======== RECORDED DATA ========

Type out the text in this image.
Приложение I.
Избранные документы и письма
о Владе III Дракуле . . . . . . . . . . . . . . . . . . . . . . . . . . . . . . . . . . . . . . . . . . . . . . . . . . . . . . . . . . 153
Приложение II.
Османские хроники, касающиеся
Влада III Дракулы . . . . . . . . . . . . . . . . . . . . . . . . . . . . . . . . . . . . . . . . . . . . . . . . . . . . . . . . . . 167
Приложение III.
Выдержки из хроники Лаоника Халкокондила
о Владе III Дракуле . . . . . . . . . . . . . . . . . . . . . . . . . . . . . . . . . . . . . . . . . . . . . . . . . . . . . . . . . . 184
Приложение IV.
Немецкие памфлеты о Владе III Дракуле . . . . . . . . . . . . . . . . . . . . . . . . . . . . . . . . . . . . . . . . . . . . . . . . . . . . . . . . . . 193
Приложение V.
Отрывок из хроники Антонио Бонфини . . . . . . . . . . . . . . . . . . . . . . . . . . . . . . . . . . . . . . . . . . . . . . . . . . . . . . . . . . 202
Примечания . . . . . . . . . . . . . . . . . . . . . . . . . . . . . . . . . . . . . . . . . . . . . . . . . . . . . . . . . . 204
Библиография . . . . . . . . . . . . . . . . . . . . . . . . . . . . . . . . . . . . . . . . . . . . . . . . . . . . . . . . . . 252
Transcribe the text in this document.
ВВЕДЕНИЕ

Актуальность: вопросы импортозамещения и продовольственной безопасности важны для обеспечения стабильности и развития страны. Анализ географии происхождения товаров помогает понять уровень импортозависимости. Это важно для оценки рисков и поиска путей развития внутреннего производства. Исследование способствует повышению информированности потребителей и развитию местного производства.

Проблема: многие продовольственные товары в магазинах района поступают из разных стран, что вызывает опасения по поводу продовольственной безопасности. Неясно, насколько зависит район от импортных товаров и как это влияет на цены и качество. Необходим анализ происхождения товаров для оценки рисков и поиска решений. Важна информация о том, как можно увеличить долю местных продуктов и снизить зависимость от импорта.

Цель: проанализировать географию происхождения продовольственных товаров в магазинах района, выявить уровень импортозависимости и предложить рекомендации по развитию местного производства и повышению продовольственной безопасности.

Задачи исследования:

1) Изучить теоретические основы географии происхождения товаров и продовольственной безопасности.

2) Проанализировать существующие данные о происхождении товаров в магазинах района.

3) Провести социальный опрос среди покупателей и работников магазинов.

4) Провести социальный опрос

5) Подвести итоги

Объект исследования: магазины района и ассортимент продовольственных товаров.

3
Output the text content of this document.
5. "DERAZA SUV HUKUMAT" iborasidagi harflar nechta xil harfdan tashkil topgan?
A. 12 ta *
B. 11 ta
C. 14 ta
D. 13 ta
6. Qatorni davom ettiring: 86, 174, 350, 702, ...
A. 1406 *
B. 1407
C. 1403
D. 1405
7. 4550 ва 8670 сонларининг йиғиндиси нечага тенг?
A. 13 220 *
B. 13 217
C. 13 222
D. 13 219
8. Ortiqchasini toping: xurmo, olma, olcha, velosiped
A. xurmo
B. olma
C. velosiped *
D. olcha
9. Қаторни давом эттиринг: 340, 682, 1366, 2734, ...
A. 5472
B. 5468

========

* **GIVEN INSTRUCTION**:
Pick out all lines from the data above in which the word "this" appears.

* **FINAL ANSWER**:
Type out the text in this image.
Transcribe the text in this document.
Output the text content of this document.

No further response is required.